::: DOCUMENT

In connection with this transaction, Nuverra’s two largest shareholders
have provided financing of $32.5 million in the form of a bridge loan
that will be repaid with proceeds from a planned offering to
shareholders of common stock purchase rights. The rights offering will
be made available to all shareholders on a pro rata basis and bridge
loan lenders have committed to purchase the shares underlying any rights
that are not exercised by other holders. In addition, the Company
amended its first lien term loan to extend its maturity and received an
additional $10 million of term loan proceeds that funded a portion of
the Clearwater purchase price and made various other modifications to
give the Company additional flexibility.
Conference Call Scheduled for October 8, 2018 at 8:30 am EST
Nuverra executives will comment on the acquisition of Clearwater
Solutions during a live conference call, which is scheduled to begin at
8:30 am EST on Monday, October 8, 2018. Interested parties may
participate in the call by dialing 800-263-0877 and using passcode
1015683 . Please see the “Nuverra Acquires Clearwater” presentation on
our Investor Website at www.ir.nuverra.com
for additional details.
About Clearwater Solutions
Clearwater is a leading provider of safe, environmentally friendly
disposal of waste water used by the oil and gas industry in the
Marcellus and Utica Shale areas.
About Nuverra
Nuverra Environmental Solutions, Inc. is among the largest companies in
the United States dedicated to providing comprehensive, full-cycle
environmental solutions to customers in the energy market. Nuverra
focuses on the delivery, collection, treatment, and disposal of
restricted solids, water, wastewater, waste fluids, and hydrocarbons.
The Company provides its suite of environmentally compliant and
sustainable solutions to customers who demand stricter environmental
compliance and accountability from their service providers. Find
additional information about Nuverra in documents filed with the U.S.
Securities and Exchange Commission (“SEC”) at http://www.sec.gov.
Forward-Looking Statements Disclosure
This press release contains forward-looking statements within the
meaning of Section 27A of the United States Securities Act of 1933, as
amended, and Section 21E of the United States Securities Exchange Act of
1934, as amended. You can identify these and other forward-looking
statements by the use of words such as “anticipates,” “expects,”
“intends,” “plans,” “predicts,” “believes,” “seeks,” “estimates,” “may,”
“might,” “will,” “should,” “would,” “could,” “potential,” “future,”
“continue,” “ongoing,” “forecast,” “project,” “target” or similar
expressions, and variations or negatives of these words.

::::::
::: DATASET SECTION

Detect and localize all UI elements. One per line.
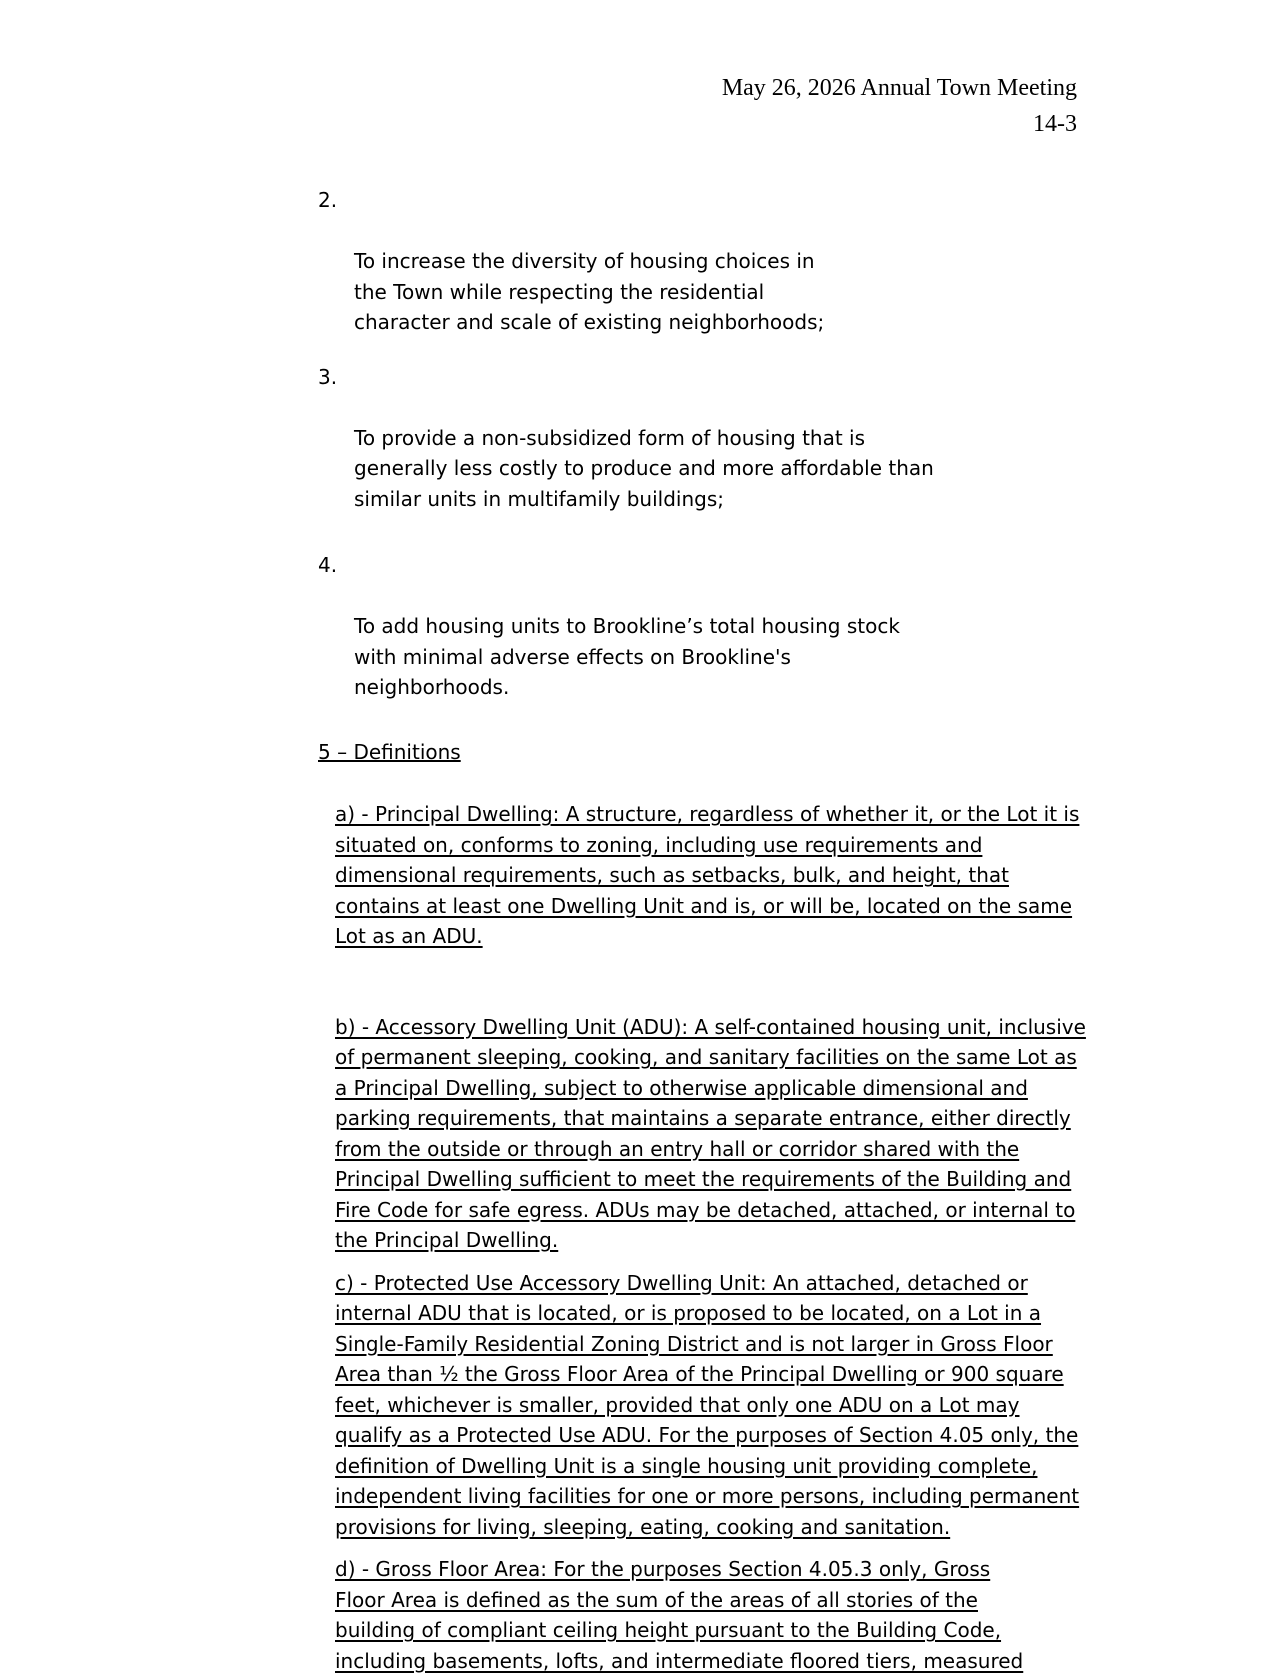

::::::

* [EXERCISES TO COMPLETE]:
[a] Do these statements agree with the Nuverra press release? Answer yes or no for each and quote the words of the press release that decide it.
(i) Nuverra's two largest shareholders provided a $32.5 million bridge loan.
(ii) The conference call is scheduled for a Tuesday.
(iii) Clearwater disposes of waste water in the Permian Basin.
[b] Answer these questions from the Nuverra press release:
(i) How much additional term loan money did the Company receive?
(ii) What passcode is used to join the conference call?
(iii) Which section of the Securities Act of 1933 does the press release cite?
[c] Transcribe the Nuverra press release from "Conference Call Scheduled" up to and including "for additional details.".

* [ANSWERS BY TASK]:
[a]
(i) Yes: "Nuverra’s two largest shareholders have provided financing of $32.5 million in the form of a bridge loan"
(ii) No: "8:30 am EST on Monday, October 8, 2018"
(iii) No: "Marcellus and Utica Shale areas"

[b]
(i) $10 million
(ii) 1015683
(iii) Section 27A

[c]
Conference Call Scheduled for October 8, 2018 at 8:30 am EST
Nuverra executives will comment on the acquisition of Clearwater
Solutions during a live conference call, which is scheduled to begin at
8:30 am EST on Monday, October 8, 2018. Interested parties may
participate in the call by dialing 800-263-0877 and using passcode
1015683 . Please see the “Nuverra Acquires Clearwater” presentation on
our Investor Website at www.ir.nuverra.com
for additional details.